● Written exercise
Copy the data below exactly, omitting any picture it contains.

● Extracted data
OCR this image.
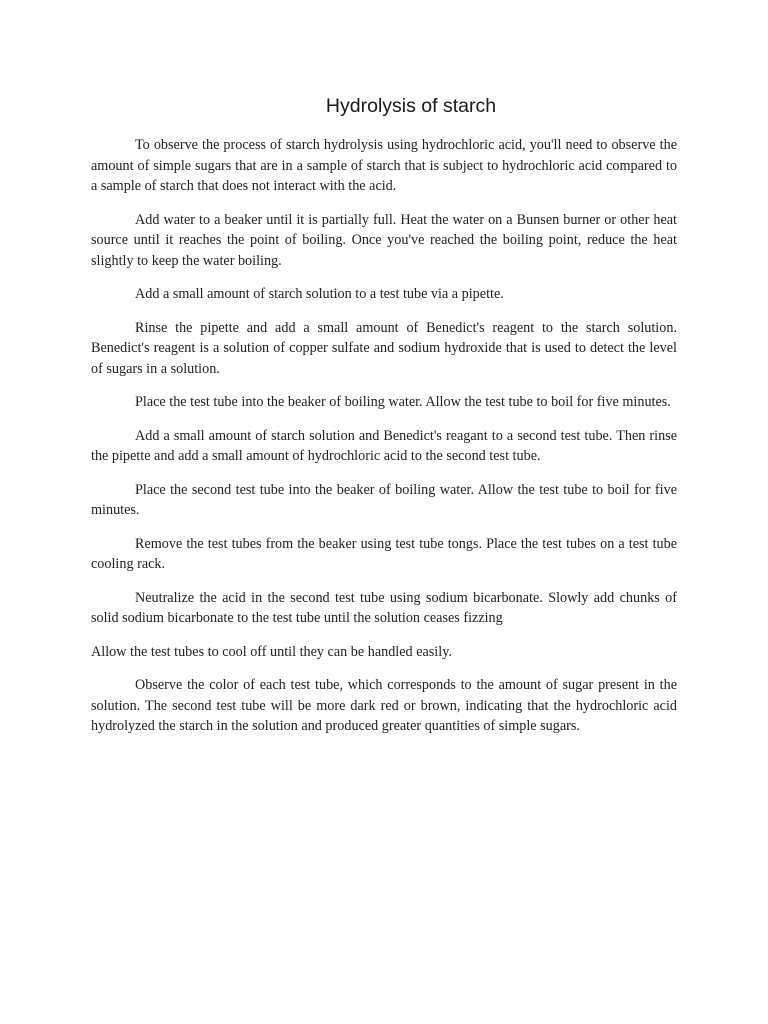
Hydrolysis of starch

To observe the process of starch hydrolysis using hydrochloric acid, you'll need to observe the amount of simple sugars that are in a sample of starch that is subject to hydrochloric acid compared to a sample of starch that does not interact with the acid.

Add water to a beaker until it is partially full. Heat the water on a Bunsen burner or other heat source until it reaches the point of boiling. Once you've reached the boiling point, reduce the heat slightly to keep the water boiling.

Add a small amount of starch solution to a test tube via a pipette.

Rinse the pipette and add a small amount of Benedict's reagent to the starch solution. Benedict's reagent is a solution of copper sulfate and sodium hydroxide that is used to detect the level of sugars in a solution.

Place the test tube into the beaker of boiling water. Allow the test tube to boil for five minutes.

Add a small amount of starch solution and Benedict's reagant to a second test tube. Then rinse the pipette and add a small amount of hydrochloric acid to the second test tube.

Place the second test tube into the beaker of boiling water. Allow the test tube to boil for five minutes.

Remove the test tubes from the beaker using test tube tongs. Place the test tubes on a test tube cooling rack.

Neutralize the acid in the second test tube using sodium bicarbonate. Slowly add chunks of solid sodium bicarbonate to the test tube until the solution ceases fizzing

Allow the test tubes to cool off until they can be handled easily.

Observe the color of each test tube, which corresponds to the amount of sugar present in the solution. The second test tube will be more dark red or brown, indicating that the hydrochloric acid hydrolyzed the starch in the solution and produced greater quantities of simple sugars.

● Output for this exercise
OCR this image.
Hydrolysis of starch

To observe the process of starch hydrolysis using hydrochloric acid, you'll need to observe the amount of simple sugars that are in a sample of starch that is subject to hydrochloric acid compared to a sample of starch that does not interact with the acid.

Add water to a beaker until it is partially full. Heat the water on a Bunsen burner or other heat source until it reaches the point of boiling. Once you've reached the boiling point, reduce the heat slightly to keep the water boiling.

Add a small amount of starch solution to a test tube via a pipette.

Rinse the pipette and add a small amount of Benedict's reagent to the starch solution. Benedict's reagent is a solution of copper sulfate and sodium hydroxide that is used to detect the level of sugars in a solution.

Place the test tube into the beaker of boiling water. Allow the test tube to boil for five minutes.

Add a small amount of starch solution and Benedict's reagant to a second test tube. Then rinse the pipette and add a small amount of hydrochloric acid to the second test tube.

Place the second test tube into the beaker of boiling water. Allow the test tube to boil for five minutes.

Remove the test tubes from the beaker using test tube tongs. Place the test tubes on a test tube cooling rack.

Neutralize the acid in the second test tube using sodium bicarbonate. Slowly add chunks of solid sodium bicarbonate to the test tube until the solution ceases fizzing

Allow the test tubes to cool off until they can be handled easily.

Observe the color of each test tube, which corresponds to the amount of sugar present in the solution. The second test tube will be more dark red or brown, indicating that the hydrochloric acid hydrolyzed the starch in the solution and produced greater quantities of simple sugars.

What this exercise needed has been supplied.